• AIM OF THE EXERCISE: Keep only those lines of the records that include the string "dents".

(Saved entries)

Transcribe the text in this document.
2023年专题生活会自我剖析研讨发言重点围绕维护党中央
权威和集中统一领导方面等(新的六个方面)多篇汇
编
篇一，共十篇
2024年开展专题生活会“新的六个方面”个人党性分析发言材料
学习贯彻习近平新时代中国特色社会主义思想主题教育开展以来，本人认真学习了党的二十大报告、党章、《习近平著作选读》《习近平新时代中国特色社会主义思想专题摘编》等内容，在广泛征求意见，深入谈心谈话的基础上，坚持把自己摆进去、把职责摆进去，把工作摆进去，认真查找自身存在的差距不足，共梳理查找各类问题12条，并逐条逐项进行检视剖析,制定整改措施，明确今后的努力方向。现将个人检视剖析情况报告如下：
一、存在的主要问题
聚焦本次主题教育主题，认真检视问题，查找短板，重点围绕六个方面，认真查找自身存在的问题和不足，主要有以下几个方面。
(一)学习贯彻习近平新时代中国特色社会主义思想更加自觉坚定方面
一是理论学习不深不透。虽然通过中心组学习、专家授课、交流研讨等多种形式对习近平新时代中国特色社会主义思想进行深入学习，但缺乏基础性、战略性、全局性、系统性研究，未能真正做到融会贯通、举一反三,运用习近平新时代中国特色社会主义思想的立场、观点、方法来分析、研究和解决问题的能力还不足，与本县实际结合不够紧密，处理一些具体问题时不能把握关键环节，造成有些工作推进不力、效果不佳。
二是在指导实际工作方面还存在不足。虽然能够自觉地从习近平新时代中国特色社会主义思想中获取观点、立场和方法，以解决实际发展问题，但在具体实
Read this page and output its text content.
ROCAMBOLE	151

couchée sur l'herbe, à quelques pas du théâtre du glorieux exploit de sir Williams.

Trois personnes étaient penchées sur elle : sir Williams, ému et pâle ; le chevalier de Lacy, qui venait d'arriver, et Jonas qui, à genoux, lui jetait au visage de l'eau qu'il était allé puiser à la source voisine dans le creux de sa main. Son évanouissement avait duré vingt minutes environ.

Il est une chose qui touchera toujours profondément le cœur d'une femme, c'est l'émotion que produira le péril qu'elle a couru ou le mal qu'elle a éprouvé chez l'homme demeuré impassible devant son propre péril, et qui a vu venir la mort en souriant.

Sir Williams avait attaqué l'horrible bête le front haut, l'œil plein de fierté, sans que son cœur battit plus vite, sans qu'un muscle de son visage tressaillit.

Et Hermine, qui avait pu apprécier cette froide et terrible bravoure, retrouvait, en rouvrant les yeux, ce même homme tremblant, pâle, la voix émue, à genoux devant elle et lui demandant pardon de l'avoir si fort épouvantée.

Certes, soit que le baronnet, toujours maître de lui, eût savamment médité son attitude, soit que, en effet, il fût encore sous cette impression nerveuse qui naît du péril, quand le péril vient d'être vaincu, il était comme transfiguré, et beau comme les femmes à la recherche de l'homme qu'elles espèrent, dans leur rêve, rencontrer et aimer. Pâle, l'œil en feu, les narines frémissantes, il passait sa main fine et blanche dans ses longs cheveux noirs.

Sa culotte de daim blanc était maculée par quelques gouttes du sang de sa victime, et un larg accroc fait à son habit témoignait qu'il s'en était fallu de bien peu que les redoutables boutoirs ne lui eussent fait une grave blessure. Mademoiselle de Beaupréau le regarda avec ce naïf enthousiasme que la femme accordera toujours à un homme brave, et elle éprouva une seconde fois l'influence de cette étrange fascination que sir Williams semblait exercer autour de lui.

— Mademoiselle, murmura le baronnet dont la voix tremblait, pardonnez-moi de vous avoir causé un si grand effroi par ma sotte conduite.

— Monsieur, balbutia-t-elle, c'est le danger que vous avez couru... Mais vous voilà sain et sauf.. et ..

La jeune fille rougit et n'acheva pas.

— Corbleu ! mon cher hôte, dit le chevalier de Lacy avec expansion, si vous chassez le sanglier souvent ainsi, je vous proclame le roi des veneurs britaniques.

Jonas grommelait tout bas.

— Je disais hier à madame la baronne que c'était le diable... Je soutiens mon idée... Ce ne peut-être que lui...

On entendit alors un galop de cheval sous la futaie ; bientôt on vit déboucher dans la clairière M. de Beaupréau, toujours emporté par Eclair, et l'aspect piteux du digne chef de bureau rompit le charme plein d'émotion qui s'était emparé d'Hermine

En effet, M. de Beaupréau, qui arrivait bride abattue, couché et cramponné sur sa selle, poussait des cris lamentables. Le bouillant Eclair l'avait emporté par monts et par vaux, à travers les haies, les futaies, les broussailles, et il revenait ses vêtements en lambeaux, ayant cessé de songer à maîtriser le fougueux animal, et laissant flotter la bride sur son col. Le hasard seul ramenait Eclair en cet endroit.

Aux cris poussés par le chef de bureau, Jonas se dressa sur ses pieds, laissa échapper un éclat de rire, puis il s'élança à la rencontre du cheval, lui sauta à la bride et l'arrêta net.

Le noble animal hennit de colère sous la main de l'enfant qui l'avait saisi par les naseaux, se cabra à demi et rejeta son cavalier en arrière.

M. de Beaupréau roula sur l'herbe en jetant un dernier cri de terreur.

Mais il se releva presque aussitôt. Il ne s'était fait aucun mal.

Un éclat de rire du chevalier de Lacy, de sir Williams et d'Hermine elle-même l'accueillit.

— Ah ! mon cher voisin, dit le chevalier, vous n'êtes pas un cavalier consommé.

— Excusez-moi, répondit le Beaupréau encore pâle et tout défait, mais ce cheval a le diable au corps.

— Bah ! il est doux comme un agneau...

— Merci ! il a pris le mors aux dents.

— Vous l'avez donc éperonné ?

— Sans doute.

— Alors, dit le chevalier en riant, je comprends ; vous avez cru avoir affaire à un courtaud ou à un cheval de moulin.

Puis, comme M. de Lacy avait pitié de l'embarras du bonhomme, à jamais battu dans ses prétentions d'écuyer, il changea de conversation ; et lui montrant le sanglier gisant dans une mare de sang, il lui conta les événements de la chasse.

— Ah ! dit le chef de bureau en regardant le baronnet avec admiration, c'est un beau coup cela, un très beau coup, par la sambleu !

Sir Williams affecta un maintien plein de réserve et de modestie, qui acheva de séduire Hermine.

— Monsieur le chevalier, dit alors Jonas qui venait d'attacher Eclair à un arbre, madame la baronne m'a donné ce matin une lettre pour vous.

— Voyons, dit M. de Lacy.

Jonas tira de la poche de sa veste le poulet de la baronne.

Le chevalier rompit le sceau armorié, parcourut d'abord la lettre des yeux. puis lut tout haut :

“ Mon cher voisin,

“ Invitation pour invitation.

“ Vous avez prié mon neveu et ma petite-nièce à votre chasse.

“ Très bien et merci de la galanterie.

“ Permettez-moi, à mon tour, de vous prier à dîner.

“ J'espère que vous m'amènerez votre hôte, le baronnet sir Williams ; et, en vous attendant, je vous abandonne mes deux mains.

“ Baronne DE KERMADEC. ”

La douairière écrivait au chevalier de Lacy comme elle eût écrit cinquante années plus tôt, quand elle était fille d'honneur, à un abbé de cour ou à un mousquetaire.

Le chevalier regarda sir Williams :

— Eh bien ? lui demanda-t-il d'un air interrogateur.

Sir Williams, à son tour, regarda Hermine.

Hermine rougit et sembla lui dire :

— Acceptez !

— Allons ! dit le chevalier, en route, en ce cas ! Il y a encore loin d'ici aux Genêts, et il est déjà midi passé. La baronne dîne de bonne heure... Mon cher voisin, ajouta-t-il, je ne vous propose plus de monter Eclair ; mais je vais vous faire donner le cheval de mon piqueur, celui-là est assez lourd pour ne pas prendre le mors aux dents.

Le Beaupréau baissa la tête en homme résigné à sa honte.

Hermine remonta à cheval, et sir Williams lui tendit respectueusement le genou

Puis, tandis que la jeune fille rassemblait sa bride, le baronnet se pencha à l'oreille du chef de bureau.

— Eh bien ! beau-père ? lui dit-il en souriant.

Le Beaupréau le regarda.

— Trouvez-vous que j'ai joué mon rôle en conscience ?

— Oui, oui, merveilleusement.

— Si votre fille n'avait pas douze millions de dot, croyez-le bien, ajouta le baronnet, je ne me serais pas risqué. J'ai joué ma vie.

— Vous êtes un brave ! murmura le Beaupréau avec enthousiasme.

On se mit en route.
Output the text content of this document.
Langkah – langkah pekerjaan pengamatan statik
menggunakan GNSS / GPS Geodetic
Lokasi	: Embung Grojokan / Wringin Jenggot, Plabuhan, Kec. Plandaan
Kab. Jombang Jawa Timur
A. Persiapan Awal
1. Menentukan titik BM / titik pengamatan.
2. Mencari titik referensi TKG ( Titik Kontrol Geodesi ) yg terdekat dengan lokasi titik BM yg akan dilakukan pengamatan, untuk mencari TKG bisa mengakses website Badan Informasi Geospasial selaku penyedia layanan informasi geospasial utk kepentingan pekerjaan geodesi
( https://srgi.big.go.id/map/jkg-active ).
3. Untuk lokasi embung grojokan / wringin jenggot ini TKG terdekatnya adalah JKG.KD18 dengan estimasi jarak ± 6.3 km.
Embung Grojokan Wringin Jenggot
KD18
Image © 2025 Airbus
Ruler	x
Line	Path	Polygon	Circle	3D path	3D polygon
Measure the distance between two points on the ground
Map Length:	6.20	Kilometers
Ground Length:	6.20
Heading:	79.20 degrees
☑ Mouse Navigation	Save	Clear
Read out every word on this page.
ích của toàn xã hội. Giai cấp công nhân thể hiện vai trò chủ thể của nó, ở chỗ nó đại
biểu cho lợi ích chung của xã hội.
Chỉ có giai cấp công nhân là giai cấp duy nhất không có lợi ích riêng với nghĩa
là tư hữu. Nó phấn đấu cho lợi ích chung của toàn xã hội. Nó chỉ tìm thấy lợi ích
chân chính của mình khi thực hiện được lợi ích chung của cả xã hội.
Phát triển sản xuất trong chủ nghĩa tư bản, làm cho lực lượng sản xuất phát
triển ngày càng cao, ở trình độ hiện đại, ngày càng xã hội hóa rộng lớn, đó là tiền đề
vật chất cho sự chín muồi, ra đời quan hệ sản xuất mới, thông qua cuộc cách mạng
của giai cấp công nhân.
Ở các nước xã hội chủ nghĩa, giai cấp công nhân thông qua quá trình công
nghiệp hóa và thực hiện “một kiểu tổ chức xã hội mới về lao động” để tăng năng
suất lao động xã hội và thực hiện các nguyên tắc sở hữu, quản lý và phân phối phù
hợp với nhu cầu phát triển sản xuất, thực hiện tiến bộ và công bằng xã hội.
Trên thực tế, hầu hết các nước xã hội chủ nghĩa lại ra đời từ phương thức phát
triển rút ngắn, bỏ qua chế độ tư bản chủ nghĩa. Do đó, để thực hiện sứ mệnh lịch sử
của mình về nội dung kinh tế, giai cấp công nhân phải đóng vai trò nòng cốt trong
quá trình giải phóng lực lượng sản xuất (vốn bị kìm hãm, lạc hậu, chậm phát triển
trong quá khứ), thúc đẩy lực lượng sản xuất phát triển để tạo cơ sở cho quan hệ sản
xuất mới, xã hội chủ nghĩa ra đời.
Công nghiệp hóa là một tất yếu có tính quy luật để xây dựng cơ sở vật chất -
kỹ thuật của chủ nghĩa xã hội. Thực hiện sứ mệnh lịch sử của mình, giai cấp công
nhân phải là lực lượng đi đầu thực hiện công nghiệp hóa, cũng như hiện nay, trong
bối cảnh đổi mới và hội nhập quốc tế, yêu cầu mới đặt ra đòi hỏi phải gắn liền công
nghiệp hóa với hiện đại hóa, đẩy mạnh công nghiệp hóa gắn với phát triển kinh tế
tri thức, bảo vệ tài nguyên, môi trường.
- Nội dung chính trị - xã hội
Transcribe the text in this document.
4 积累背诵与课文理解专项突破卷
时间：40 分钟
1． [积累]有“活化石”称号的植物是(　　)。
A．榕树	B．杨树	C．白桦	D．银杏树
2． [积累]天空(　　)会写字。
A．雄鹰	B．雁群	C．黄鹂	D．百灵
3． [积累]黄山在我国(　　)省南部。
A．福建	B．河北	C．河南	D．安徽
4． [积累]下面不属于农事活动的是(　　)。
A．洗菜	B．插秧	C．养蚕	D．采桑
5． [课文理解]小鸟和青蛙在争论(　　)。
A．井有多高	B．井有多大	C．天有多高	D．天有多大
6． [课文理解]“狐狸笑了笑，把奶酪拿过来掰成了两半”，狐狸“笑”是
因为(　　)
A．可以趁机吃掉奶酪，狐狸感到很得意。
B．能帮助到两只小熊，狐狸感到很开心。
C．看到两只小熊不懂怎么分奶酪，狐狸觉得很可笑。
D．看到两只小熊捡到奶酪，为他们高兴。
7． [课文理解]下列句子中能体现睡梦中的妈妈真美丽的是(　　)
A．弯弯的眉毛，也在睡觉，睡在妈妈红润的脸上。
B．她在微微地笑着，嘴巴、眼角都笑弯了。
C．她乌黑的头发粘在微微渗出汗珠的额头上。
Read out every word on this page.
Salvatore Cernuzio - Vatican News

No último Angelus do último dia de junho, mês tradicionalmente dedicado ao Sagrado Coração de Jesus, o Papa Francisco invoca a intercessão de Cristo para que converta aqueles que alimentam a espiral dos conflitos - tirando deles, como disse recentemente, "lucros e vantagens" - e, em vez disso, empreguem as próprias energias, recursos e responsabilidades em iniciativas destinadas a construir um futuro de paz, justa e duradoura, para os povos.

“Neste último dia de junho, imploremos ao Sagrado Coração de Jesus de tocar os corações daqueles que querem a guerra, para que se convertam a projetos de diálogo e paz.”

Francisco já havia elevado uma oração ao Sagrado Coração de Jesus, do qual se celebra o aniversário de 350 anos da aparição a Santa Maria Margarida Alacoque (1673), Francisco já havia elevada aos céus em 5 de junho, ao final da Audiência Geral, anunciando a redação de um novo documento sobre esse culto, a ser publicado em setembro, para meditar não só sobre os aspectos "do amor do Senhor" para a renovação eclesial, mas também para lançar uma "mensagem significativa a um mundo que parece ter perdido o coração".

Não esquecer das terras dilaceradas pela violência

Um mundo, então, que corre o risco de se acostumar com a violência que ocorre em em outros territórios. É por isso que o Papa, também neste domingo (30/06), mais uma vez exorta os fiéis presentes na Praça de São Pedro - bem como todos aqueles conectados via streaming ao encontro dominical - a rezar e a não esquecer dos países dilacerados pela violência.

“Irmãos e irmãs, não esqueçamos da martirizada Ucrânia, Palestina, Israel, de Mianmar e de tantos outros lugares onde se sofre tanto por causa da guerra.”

• SOLUTION TO THIS EXERCISE:
— Merci ! il a pris le mors aux dents.
— Allons ! dit le chevalier, en route, en ce cas ! Il y a encore loin d'ici aux Genêts, et il est déjà midi passé. La baronne dîne de bonne heure... Mon cher voisin, ajouta-t-il, je ne vous propose plus de monter Eclair ; mais je vais vous faire donner le cheval de mon piqueur, celui-là est assez lourd pour ne pas prendre le mors aux dents.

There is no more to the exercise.